---- EXERCISE MATERIAL

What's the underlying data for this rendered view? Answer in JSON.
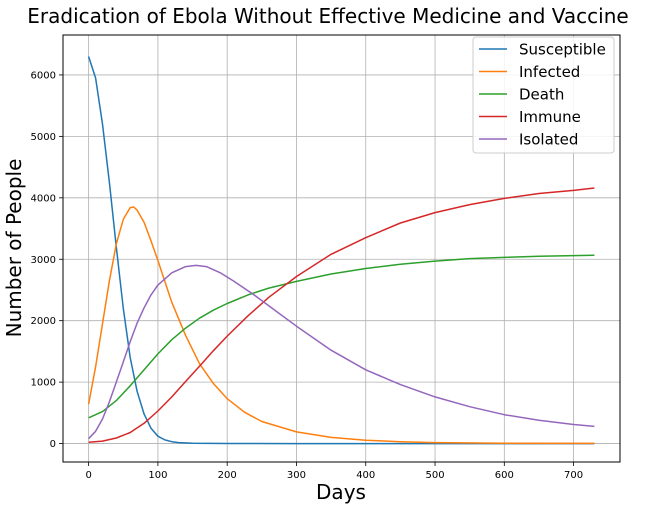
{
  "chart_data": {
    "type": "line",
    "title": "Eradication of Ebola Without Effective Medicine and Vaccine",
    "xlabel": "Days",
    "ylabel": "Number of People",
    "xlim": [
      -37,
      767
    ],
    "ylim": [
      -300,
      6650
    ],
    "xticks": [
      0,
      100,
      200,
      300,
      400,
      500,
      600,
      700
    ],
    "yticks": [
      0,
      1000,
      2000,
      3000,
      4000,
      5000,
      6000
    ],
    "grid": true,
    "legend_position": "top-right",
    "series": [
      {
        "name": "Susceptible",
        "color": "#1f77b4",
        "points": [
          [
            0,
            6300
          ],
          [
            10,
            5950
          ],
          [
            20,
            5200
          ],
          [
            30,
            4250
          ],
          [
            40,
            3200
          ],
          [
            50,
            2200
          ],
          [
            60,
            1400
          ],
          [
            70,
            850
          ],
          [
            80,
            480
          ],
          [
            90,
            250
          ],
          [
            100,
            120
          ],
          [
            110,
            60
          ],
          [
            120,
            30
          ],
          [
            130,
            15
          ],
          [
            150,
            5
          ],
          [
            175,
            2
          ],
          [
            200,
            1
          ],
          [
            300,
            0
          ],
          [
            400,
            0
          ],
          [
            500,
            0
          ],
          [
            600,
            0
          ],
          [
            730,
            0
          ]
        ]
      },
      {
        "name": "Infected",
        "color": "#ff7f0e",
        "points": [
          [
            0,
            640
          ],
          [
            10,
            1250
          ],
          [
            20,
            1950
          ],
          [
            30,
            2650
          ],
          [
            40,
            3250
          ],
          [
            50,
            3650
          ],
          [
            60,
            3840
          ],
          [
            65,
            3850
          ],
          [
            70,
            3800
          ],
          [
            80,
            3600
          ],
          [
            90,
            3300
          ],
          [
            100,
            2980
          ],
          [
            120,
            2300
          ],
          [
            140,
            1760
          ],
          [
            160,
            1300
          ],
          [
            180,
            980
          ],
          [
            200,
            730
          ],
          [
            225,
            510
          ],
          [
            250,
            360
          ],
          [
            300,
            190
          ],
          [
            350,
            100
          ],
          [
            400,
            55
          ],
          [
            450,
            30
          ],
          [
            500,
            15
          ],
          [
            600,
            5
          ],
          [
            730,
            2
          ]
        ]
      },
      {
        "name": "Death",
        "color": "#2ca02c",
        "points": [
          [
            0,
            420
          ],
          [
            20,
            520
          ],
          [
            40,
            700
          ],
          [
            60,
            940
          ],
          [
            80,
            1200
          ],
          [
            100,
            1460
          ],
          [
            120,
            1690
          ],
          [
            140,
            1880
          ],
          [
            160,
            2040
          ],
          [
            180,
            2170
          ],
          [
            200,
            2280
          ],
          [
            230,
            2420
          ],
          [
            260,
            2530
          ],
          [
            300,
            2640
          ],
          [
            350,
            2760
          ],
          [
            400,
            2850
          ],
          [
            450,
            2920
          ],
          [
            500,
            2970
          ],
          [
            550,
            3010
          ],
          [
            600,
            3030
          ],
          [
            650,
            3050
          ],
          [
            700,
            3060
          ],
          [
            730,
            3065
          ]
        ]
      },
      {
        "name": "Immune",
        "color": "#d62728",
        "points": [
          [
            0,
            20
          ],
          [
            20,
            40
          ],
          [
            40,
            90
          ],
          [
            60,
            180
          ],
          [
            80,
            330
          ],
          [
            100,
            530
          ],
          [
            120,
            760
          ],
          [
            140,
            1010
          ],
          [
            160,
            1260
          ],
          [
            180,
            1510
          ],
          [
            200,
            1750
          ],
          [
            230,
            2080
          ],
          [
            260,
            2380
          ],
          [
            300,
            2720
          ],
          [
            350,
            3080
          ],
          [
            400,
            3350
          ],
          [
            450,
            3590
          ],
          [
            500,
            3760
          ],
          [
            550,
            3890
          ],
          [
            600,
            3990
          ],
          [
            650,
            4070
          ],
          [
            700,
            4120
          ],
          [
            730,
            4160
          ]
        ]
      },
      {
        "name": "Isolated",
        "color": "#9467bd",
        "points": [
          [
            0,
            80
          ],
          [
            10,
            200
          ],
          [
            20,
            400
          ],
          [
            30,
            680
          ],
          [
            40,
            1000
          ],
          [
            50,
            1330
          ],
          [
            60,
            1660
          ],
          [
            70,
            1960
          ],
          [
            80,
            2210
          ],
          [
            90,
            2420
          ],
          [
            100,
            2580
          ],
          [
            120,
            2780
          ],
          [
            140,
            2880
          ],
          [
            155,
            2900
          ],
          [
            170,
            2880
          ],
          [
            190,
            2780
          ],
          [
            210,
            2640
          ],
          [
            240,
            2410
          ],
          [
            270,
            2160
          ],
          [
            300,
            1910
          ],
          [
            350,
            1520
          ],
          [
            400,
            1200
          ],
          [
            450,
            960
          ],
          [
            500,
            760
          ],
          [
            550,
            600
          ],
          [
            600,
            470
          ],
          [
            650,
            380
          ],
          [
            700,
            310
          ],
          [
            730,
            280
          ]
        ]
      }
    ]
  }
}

--------

• GIVEN INSTRUCTION
Using the material above, copy every line in which the string "color" occurs.

• ANSWER IN FULL
        "color": "#1f77b4",
        "color": "#ff7f0e",
        "color": "#2ca02c",
        "color": "#d62728",
        "color": "#9467bd",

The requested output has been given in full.